Your objective :: Please retype the records below exactly, leaving out any pictures.

::: Input for this task

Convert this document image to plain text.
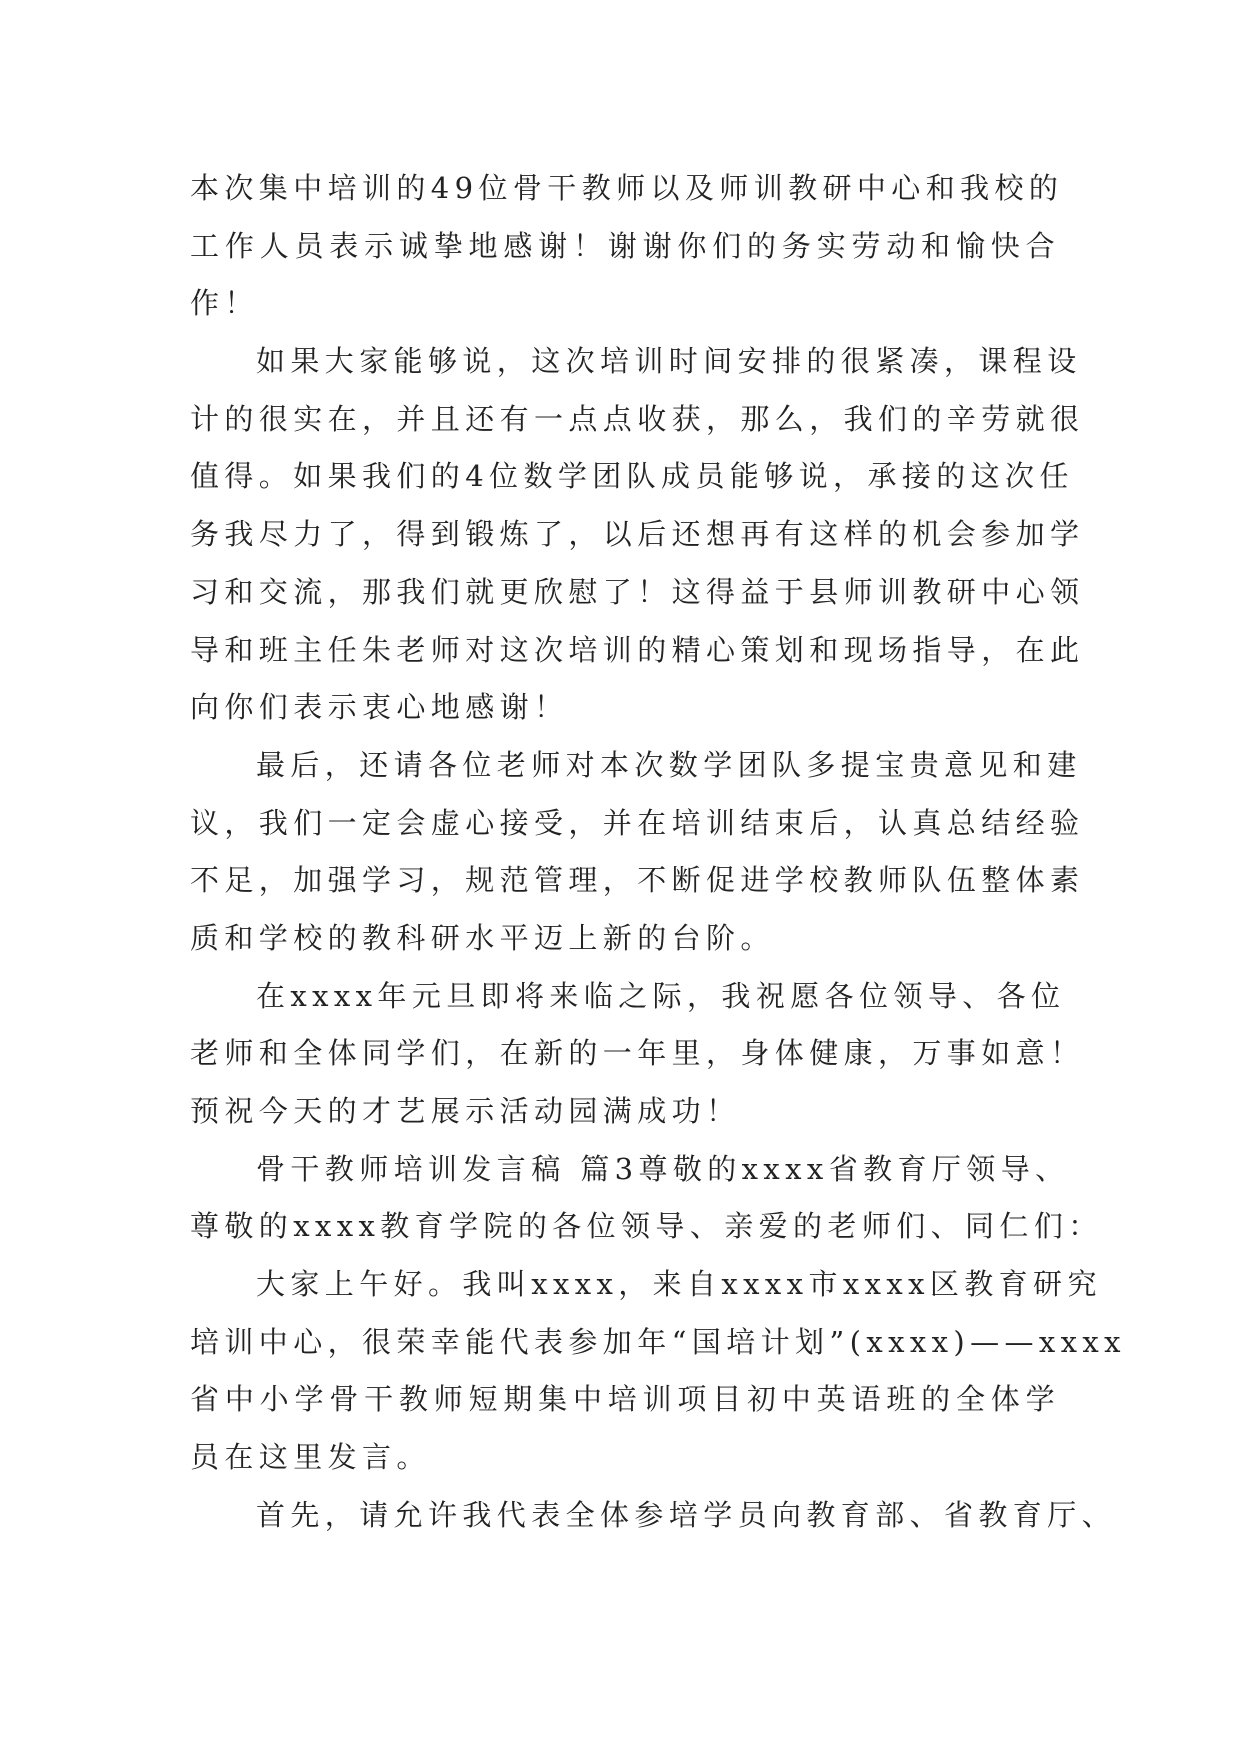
本次集中培训的49位骨干教师以及师训教研中心和我校的
工作人员表示诚挚地感谢！谢谢你们的务实劳动和愉快合
作！
如果大家能够说，这次培训时间安排的很紧凑，课程设
计的很实在，并且还有一点点收获，那么，我们的辛劳就很
值得。如果我们的4位数学团队成员能够说，承接的这次任
务我尽力了，得到锻炼了，以后还想再有这样的机会参加学
习和交流，那我们就更欣慰了！这得益于县师训教研中心领
导和班主任朱老师对这次培训的精心策划和现场指导，在此
向你们表示衷心地感谢！
最后，还请各位老师对本次数学团队多提宝贵意见和建
议，我们一定会虚心接受，并在培训结束后，认真总结经验
不足，加强学习，规范管理，不断促进学校教师队伍整体素
质和学校的教科研水平迈上新的台阶。
在xxxx年元旦即将来临之际，我祝愿各位领导、各位
老师和全体同学们，在新的一年里，身体健康，万事如意！
预祝今天的才艺展示活动园满成功！
骨干教师培训发言稿 篇3尊敬的xxxx省教育厅领导、
尊敬的xxxx教育学院的各位领导、亲爱的老师们、同仁们：
大家上午好。我叫xxxx，来自xxxx市xxxx区教育研究
培训中心，很荣幸能代表参加年“国培计划”(xxxx)——xxxx
省中小学骨干教师短期集中培训项目初中英语班的全体学
员在这里发言。
首先，请允许我代表全体参培学员向教育部、省教育厅、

::::::

Solution below ::
Convert this document image to plain text.
本次集中培训的49位骨干教师以及师训教研中心和我校的
工作人员表示诚挚地感谢！谢谢你们的务实劳动和愉快合
作！
如果大家能够说，这次培训时间安排的很紧凑，课程设
计的很实在，并且还有一点点收获，那么，我们的辛劳就很
值得。如果我们的4位数学团队成员能够说，承接的这次任
务我尽力了，得到锻炼了，以后还想再有这样的机会参加学
习和交流，那我们就更欣慰了！这得益于县师训教研中心领
导和班主任朱老师对这次培训的精心策划和现场指导，在此
向你们表示衷心地感谢！
最后，还请各位老师对本次数学团队多提宝贵意见和建
议，我们一定会虚心接受，并在培训结束后，认真总结经验
不足，加强学习，规范管理，不断促进学校教师队伍整体素
质和学校的教科研水平迈上新的台阶。
在xxxx年元旦即将来临之际，我祝愿各位领导、各位
老师和全体同学们，在新的一年里，身体健康，万事如意！
预祝今天的才艺展示活动园满成功！
骨干教师培训发言稿 篇3尊敬的xxxx省教育厅领导、
尊敬的xxxx教育学院的各位领导、亲爱的老师们、同仁们：
大家上午好。我叫xxxx，来自xxxx市xxxx区教育研究
培训中心，很荣幸能代表参加年“国培计划”(xxxx)——xxxx
省中小学骨干教师短期集中培训项目初中英语班的全体学
员在这里发言。
首先，请允许我代表全体参培学员向教育部、省教育厅、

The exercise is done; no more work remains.